Dataset records »
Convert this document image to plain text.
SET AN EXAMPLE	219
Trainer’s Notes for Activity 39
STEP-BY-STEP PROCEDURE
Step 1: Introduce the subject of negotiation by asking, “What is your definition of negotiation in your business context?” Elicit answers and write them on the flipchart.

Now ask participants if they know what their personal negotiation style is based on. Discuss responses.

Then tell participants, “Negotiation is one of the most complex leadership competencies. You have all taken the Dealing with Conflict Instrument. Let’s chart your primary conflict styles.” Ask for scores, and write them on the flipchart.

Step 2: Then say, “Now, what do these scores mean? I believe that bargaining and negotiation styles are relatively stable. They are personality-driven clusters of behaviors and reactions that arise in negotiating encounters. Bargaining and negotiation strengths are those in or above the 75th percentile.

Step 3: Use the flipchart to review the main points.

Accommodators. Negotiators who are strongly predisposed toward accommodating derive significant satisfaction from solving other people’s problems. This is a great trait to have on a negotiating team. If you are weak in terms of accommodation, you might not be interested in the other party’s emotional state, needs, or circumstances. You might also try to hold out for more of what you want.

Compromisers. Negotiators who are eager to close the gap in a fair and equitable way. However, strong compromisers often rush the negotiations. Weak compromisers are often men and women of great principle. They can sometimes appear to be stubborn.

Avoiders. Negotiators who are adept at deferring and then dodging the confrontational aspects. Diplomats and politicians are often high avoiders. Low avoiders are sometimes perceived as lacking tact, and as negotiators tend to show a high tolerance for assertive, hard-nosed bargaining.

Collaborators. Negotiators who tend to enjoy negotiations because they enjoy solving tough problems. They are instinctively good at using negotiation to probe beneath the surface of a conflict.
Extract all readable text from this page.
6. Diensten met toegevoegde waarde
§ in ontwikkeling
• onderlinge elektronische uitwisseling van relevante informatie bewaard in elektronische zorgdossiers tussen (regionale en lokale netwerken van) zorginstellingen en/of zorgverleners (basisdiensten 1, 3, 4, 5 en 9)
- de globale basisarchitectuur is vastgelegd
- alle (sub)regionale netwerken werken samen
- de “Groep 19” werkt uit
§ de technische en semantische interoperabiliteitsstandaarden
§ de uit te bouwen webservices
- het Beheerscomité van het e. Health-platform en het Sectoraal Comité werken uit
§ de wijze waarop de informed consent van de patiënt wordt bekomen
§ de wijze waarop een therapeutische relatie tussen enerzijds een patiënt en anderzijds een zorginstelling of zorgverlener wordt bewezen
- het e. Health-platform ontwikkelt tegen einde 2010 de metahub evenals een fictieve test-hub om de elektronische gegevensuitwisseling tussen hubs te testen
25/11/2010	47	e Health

Task description » Take the data above and return it exactly.

Task answer »
Convert this document image to plain text.
SET AN EXAMPLE	219
Trainer’s Notes for Activity 39
STEP-BY-STEP PROCEDURE
Step 1: Introduce the subject of negotiation by asking, “What is your definition of negotiation in your business context?” Elicit answers and write them on the flipchart.

Now ask participants if they know what their personal negotiation style is based on. Discuss responses.

Then tell participants, “Negotiation is one of the most complex leadership competencies. You have all taken the Dealing with Conflict Instrument. Let’s chart your primary conflict styles.” Ask for scores, and write them on the flipchart.

Step 2: Then say, “Now, what do these scores mean? I believe that bargaining and negotiation styles are relatively stable. They are personality-driven clusters of behaviors and reactions that arise in negotiating encounters. Bargaining and negotiation strengths are those in or above the 75th percentile.

Step 3: Use the flipchart to review the main points.

Accommodators. Negotiators who are strongly predisposed toward accommodating derive significant satisfaction from solving other people’s problems. This is a great trait to have on a negotiating team. If you are weak in terms of accommodation, you might not be interested in the other party’s emotional state, needs, or circumstances. You might also try to hold out for more of what you want.

Compromisers. Negotiators who are eager to close the gap in a fair and equitable way. However, strong compromisers often rush the negotiations. Weak compromisers are often men and women of great principle. They can sometimes appear to be stubborn.

Avoiders. Negotiators who are adept at deferring and then dodging the confrontational aspects. Diplomats and politicians are often high avoiders. Low avoiders are sometimes perceived as lacking tact, and as negotiators tend to show a high tolerance for assertive, hard-nosed bargaining.

Collaborators. Negotiators who tend to enjoy negotiations because they enjoy solving tough problems. They are instinctively good at using negotiation to probe beneath the surface of a conflict.
Extract all readable text from this page.
6. Diensten met toegevoegde waarde
§ in ontwikkeling
• onderlinge elektronische uitwisseling van relevante informatie bewaard in elektronische zorgdossiers tussen (regionale en lokale netwerken van) zorginstellingen en/of zorgverleners (basisdiensten 1, 3, 4, 5 en 9)
- de globale basisarchitectuur is vastgelegd
- alle (sub)regionale netwerken werken samen
- de “Groep 19” werkt uit
§ de technische en semantische interoperabiliteitsstandaarden
§ de uit te bouwen webservices
- het Beheerscomité van het e. Health-platform en het Sectoraal Comité werken uit
§ de wijze waarop de informed consent van de patiënt wordt bekomen
§ de wijze waarop een therapeutische relatie tussen enerzijds een patiënt en anderzijds een zorginstelling of zorgverlener wordt bewezen
- het e. Health-platform ontwikkelt tegen einde 2010 de metahub evenals een fictieve test-hub om de elektronische gegevensuitwisseling tussen hubs te testen
25/11/2010	47	e Health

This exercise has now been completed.